For the recycling, the steel waste should be previously treated in different ways, such as grinding, pressing, bathing, vitrifying, annealing, and other related procedures under various conditions of pressure, atmosphere and temperature [1, 6, 7]. For example, annealing promotes the oxidation of iron such as hematite (α-Fe2O3) and magnetite (Fe3O4) and then the iron components can be separated magnetically. In this way, it is very important to know the composition and characteristics of the waste materials before attempting to recycle them [1] [8,9,10,11]. Carlini et al. have observed that by regulating the number of iron ions in the body and limiting the crystallization process, it is possible to obtain materials with conductivity less than 1000 Ω [3]. Also, it has been reported that the formation of nano- or micro-scale crystals gives iron oxide certain outstanding properties, such as electrical conductivity and ferromagnetism [6]. Moreover, the characteristics of pigments obtained from recycled iron oxides are greatly affected by the grinding, milling and heat treatment processes and also by hematite content [2]. In addition, oxide scales obtained during rolling have different magnetic properties after magnetic separation [6].

- _Listing_
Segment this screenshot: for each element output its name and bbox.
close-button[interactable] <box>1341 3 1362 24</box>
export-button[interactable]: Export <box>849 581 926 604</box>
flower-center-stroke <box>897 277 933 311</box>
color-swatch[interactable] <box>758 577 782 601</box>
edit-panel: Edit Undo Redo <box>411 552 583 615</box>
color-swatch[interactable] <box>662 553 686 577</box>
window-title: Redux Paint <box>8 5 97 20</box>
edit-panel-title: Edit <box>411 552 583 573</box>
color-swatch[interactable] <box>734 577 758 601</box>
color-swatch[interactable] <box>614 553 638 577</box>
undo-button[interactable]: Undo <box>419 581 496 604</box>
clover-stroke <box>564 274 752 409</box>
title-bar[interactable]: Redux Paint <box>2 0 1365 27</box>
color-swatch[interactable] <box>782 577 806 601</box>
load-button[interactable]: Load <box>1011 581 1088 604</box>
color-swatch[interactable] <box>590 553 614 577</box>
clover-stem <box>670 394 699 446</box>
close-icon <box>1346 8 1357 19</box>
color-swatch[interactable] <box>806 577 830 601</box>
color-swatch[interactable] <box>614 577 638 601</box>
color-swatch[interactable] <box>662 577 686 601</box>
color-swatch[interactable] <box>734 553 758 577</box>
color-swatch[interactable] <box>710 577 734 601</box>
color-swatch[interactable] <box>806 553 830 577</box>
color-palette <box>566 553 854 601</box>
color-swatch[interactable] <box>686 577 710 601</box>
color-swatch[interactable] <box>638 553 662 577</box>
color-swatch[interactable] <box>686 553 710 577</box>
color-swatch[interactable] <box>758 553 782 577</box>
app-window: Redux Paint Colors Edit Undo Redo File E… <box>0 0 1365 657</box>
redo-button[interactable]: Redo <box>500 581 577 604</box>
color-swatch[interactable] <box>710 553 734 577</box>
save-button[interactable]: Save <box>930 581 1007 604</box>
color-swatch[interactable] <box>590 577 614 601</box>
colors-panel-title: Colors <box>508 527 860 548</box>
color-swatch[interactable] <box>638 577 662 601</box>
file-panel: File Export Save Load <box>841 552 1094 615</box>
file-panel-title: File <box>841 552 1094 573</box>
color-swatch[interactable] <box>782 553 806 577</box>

- _Challenges_
A - According to the steel waste recycling text, annealing promotes the oxidation of iron into which two compounds?
B - Please carry on the steel waste recycling text, starting after its last sentence.

- _The replies_
A - Hematite (α-Fe2O3) and magnetite (Fe3O4).

B -
Therefore, for a correct recycling and application of industrial steel waste, it is necessary to have good information on its composition, characteristics and properties. In this work, we report the characterization of iron oxide waste scales obtained by rolling mill steel industry. The sample was obtained during the mechanical cleaning of the surface of hot-rolled steel strip in the production process. This is a promising prime material since its price is much cheaper than hematite powder obtained during the pyrolysis of spent pickling solutions.

2 Experimental

The scales formed on the surface of steel sheets during the hot rolling process (T ~ 700-1200 °C) of steelmaking were collected [12]. It consists of mill scales of wustite (FeO), magnetite (Fe3O4) and hematite (α-Fe2O3). The collected sample was also annealed at 1000 °C in air. The morphology of the samples was inspected through a scanning electron microscope (SEM) Philips XL-30 equipped with an EDX X-MAX (80 mm2) Oxford Instruments Inc. and acceleration voltages of 20-30 kV. The X-ray diffraction (XRD) were taken in a Rigaku diffractometer with Cu-Kα radiation λ = 1.5409 Å with 20° < 2θ < 90°, 0.01 step and scanning speed of 0.01°/s. The current was 200 mA. Mössbauer spectroscopy (MS) measurements at room temperature were carried out using a Mössbauer spectrometer in transmission geometry. A 57Co source in Rh matrix with 50 mCi of nominal activity moving at constant acceleration. For the calibration measurement, a thin foil α-Fe standard sample was used. The fitting process was achieved applying least square theory with Lorentzian profiles in the WinNormos software. The magnetic measurements were performed using a DC-MPMS-SQUID magnetometer (Quantum Design Inc.) in zero-field cooling (ZFC) and field cooling (FC) modes. The magnetization response as a function of the temperature was collected from 5 to 400 K and applying external magnetic fields between 100 Oe to 10 kOe. The magnetization responses as a function of an external applied magnetic field were also measured in the range ± 10 kOe and at different temperatures between 5 to 400 K.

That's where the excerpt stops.